§ Objective
Replace every "interactable" in the records below with "clickable", and write all the lines out again with nothing else changed.

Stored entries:
* BEGIN *

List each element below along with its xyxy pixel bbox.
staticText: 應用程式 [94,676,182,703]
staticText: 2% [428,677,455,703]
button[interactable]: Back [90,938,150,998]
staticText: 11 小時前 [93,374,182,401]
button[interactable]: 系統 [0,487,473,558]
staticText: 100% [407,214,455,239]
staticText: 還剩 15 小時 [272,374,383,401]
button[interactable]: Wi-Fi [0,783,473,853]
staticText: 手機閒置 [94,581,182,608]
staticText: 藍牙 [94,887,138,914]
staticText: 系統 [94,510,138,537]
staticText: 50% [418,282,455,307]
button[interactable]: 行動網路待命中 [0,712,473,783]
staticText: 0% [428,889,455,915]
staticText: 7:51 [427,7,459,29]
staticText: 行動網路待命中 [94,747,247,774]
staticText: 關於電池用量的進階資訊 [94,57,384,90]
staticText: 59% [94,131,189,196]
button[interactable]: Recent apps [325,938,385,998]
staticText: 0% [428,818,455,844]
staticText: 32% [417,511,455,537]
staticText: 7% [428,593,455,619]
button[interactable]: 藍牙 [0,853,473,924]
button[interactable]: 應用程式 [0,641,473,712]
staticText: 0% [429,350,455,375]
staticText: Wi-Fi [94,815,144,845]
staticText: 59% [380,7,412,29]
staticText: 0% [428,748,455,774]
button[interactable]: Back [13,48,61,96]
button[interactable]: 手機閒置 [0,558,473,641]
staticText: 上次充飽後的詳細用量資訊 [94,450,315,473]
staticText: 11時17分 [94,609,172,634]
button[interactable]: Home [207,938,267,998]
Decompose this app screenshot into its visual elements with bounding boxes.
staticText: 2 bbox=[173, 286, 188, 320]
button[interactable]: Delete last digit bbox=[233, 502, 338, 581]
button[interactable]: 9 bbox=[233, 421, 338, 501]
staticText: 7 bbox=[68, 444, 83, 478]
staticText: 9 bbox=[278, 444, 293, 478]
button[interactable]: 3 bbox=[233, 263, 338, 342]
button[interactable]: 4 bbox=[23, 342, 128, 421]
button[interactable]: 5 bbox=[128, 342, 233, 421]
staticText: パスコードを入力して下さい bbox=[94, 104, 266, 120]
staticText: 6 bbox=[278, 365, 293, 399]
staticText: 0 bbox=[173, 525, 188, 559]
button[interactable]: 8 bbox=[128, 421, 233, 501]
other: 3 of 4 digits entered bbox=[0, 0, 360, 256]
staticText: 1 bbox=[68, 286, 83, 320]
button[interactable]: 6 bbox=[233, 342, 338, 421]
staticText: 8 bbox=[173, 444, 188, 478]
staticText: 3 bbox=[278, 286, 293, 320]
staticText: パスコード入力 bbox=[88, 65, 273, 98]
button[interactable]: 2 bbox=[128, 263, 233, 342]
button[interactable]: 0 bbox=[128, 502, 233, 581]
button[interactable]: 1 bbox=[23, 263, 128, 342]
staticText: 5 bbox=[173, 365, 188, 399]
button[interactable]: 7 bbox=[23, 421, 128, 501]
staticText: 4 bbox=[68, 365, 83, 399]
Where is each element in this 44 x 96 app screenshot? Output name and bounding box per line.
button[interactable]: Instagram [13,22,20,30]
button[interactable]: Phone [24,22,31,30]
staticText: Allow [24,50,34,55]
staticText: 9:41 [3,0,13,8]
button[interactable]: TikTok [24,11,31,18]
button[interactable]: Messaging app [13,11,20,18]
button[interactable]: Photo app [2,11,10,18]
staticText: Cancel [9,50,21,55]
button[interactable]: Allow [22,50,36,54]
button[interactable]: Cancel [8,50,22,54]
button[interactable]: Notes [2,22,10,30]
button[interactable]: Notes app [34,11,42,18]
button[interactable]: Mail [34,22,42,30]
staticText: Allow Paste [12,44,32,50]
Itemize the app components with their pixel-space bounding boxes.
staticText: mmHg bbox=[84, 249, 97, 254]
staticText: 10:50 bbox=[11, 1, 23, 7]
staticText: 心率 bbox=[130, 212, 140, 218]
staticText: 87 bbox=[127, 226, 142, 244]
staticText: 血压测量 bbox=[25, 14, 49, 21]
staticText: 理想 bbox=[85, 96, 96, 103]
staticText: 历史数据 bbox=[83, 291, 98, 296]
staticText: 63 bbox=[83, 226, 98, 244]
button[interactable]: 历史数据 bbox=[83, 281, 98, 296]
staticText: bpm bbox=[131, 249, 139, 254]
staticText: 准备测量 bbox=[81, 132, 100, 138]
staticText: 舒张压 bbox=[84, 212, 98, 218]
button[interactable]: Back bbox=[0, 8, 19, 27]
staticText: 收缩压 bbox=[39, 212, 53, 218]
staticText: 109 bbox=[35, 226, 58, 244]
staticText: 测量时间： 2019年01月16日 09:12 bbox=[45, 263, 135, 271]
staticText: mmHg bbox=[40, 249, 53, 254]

* END *

§ Response for this exercise
List each element below along with its xyxy pixel bbox.
staticText: 應用程式 [94,676,182,703]
staticText: 2% [428,677,455,703]
button[clickable]: Back [90,938,150,998]
staticText: 11 小時前 [93,374,182,401]
button[clickable]: 系統 [0,487,473,558]
staticText: 100% [407,214,455,239]
staticText: 還剩 15 小時 [272,374,383,401]
button[clickable]: Wi-Fi [0,783,473,853]
staticText: 手機閒置 [94,581,182,608]
staticText: 藍牙 [94,887,138,914]
staticText: 系統 [94,510,138,537]
staticText: 50% [418,282,455,307]
button[clickable]: 行動網路待命中 [0,712,473,783]
staticText: 0% [428,889,455,915]
staticText: 7:51 [427,7,459,29]
staticText: 行動網路待命中 [94,747,247,774]
staticText: 關於電池用量的進階資訊 [94,57,384,90]
staticText: 59% [94,131,189,196]
button[clickable]: Recent apps [325,938,385,998]
staticText: 0% [428,818,455,844]
staticText: 32% [417,511,455,537]
staticText: 7% [428,593,455,619]
button[clickable]: 藍牙 [0,853,473,924]
button[clickable]: 應用程式 [0,641,473,712]
staticText: 0% [429,350,455,375]
staticText: Wi-Fi [94,815,144,845]
staticText: 59% [380,7,412,29]
staticText: 0% [428,748,455,774]
button[clickable]: Back [13,48,61,96]
button[clickable]: 手機閒置 [0,558,473,641]
staticText: 上次充飽後的詳細用量資訊 [94,450,315,473]
staticText: 11時17分 [94,609,172,634]
button[clickable]: Home [207,938,267,998]
Decompose this app screenshot into its visual elements with bounding boxes.
staticText: 2 bbox=[173, 286, 188, 320]
button[clickable]: Delete last digit bbox=[233, 502, 338, 581]
button[clickable]: 9 bbox=[233, 421, 338, 501]
staticText: 7 bbox=[68, 444, 83, 478]
staticText: 9 bbox=[278, 444, 293, 478]
button[clickable]: 3 bbox=[233, 263, 338, 342]
button[clickable]: 4 bbox=[23, 342, 128, 421]
button[clickable]: 5 bbox=[128, 342, 233, 421]
staticText: パスコードを入力して下さい bbox=[94, 104, 266, 120]
staticText: 6 bbox=[278, 365, 293, 399]
staticText: 0 bbox=[173, 525, 188, 559]
button[clickable]: 8 bbox=[128, 421, 233, 501]
other: 3 of 4 digits entered bbox=[0, 0, 360, 256]
staticText: 1 bbox=[68, 286, 83, 320]
button[clickable]: 6 bbox=[233, 342, 338, 421]
staticText: 8 bbox=[173, 444, 188, 478]
staticText: 3 bbox=[278, 286, 293, 320]
staticText: パスコード入力 bbox=[88, 65, 273, 98]
button[clickable]: 2 bbox=[128, 263, 233, 342]
button[clickable]: 0 bbox=[128, 502, 233, 581]
button[clickable]: 1 bbox=[23, 263, 128, 342]
staticText: 5 bbox=[173, 365, 188, 399]
button[clickable]: 7 bbox=[23, 421, 128, 501]
staticText: 4 bbox=[68, 365, 83, 399]
Where is each element in this 44 x 96 app screenshot? Output name and bounding box per line.
button[clickable]: Instagram [13,22,20,30]
button[clickable]: Phone [24,22,31,30]
staticText: Allow [24,50,34,55]
staticText: 9:41 [3,0,13,8]
button[clickable]: TikTok [24,11,31,18]
button[clickable]: Messaging app [13,11,20,18]
button[clickable]: Photo app [2,11,10,18]
staticText: Cancel [9,50,21,55]
button[clickable]: Allow [22,50,36,54]
button[clickable]: Cancel [8,50,22,54]
button[clickable]: Notes [2,22,10,30]
button[clickable]: Notes app [34,11,42,18]
button[clickable]: Mail [34,22,42,30]
staticText: Allow Paste [12,44,32,50]
Itemize the app components with their pixel-space bounding boxes.
staticText: mmHg bbox=[84, 249, 97, 254]
staticText: 10:50 bbox=[11, 1, 23, 7]
staticText: 心率 bbox=[130, 212, 140, 218]
staticText: 87 bbox=[127, 226, 142, 244]
staticText: 血压测量 bbox=[25, 14, 49, 21]
staticText: 理想 bbox=[85, 96, 96, 103]
staticText: 历史数据 bbox=[83, 291, 98, 296]
staticText: 63 bbox=[83, 226, 98, 244]
button[clickable]: 历史数据 bbox=[83, 281, 98, 296]
staticText: bpm bbox=[131, 249, 139, 254]
staticText: 准备测量 bbox=[81, 132, 100, 138]
staticText: 舒张压 bbox=[84, 212, 98, 218]
button[clickable]: Back bbox=[0, 8, 19, 27]
staticText: 收缩压 bbox=[39, 212, 53, 218]
staticText: 109 bbox=[35, 226, 58, 244]
staticText: 测量时间： 2019年01月16日 09:12 bbox=[45, 263, 135, 271]
staticText: mmHg bbox=[40, 249, 53, 254]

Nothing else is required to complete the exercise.